**Problem details**
Repeat only the lines below from the one that contains "Read this page and output its text content." through the final line, exactly. Omit pictures.

**Extracted data**
** Begin **

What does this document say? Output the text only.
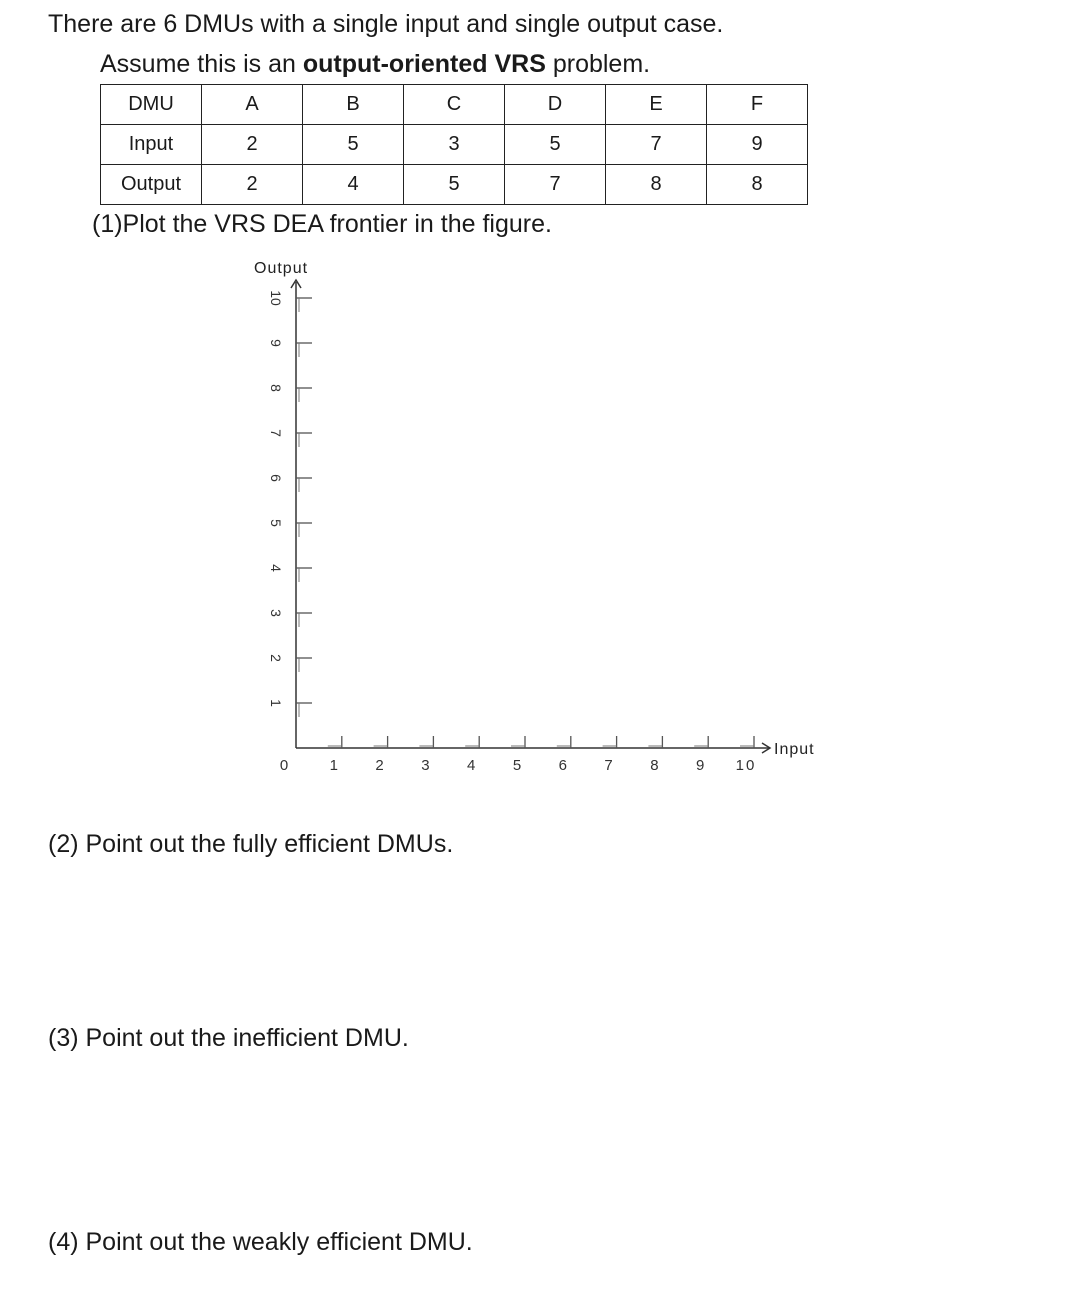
There are 6 DMUs with a single input and single output case.
Assume this is an output-oriented VRS problem.
DMU	A	B	C	D	E	F
Input	2	5	3	5	7	9
Output	2	4	5	7	8	8
(1)Plot the VRS DEA frontier in the figure.
Output
Input
1
2
3
4
5
6
7
8
9
10
0	1 2 3 4 5 6 7 8 9 10
(2) Point out the fully efficient DMUs.
(3) Point out the inefficient DMU.
(4) Point out the weakly efficient DMU.
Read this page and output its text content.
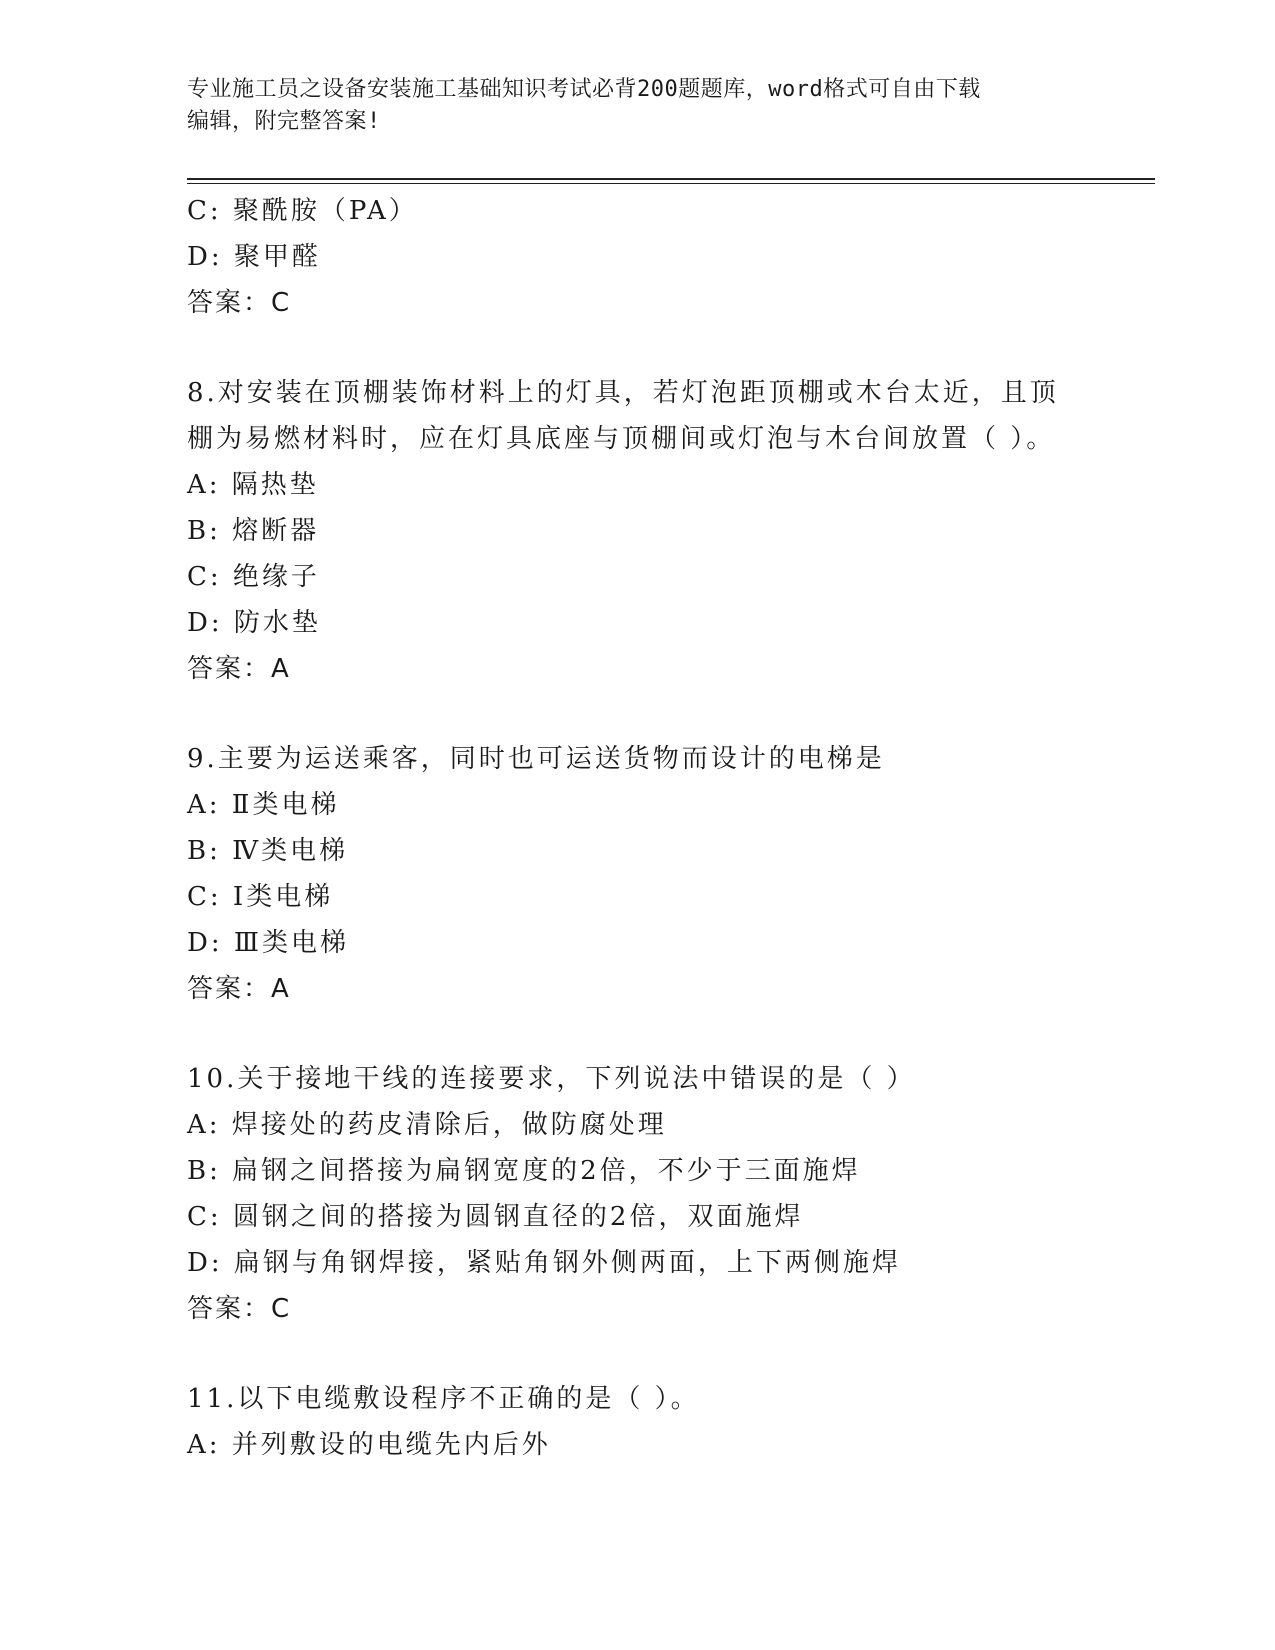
专业施工员之设备安装施工基础知识考试必背200题题库，word格式可自由下载
编辑，附完整答案!
C: 聚酰胺（PA）
D: 聚甲醛
答案：C
8.对安装在顶棚装饰材料上的灯具，若灯泡距顶棚或木台太近，且顶
棚为易燃材料时，应在灯具底座与顶棚间或灯泡与木台间放置（ ）。
A: 隔热垫
B: 熔断器
C: 绝缘子
D: 防水垫
答案：A
9.主要为运送乘客，同时也可运送货物而设计的电梯是
A: Ⅱ类电梯
B: Ⅳ类电梯
C: Ⅰ类电梯
D: Ⅲ类电梯
答案：A
10.关于接地干线的连接要求，下列说法中错误的是（ ）
A: 焊接处的药皮清除后，做防腐处理
B: 扁钢之间搭接为扁钢宽度的2倍，不少于三面施焊
C: 圆钢之间的搭接为圆钢直径的2倍，双面施焊
D: 扁钢与角钢焊接，紧贴角钢外侧两面，上下两侧施焊
答案：C
11.以下电缆敷设程序不正确的是（ ）。
A: 并列敷设的电缆先内后外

** End **

**Complete output**
Read this page and output its text content.
专业施工员之设备安装施工基础知识考试必背200题题库，word格式可自由下载
编辑，附完整答案!
C: 聚酰胺（PA）
D: 聚甲醛
答案：C
8.对安装在顶棚装饰材料上的灯具，若灯泡距顶棚或木台太近，且顶
棚为易燃材料时，应在灯具底座与顶棚间或灯泡与木台间放置（ ）。
A: 隔热垫
B: 熔断器
C: 绝缘子
D: 防水垫
答案：A
9.主要为运送乘客，同时也可运送货物而设计的电梯是
A: Ⅱ类电梯
B: Ⅳ类电梯
C: Ⅰ类电梯
D: Ⅲ类电梯
答案：A
10.关于接地干线的连接要求，下列说法中错误的是（ ）
A: 焊接处的药皮清除后，做防腐处理
B: 扁钢之间搭接为扁钢宽度的2倍，不少于三面施焊
C: 圆钢之间的搭接为圆钢直径的2倍，双面施焊
D: 扁钢与角钢焊接，紧贴角钢外侧两面，上下两侧施焊
答案：C
11.以下电缆敷设程序不正确的是（ ）。
A: 并列敷设的电缆先内后外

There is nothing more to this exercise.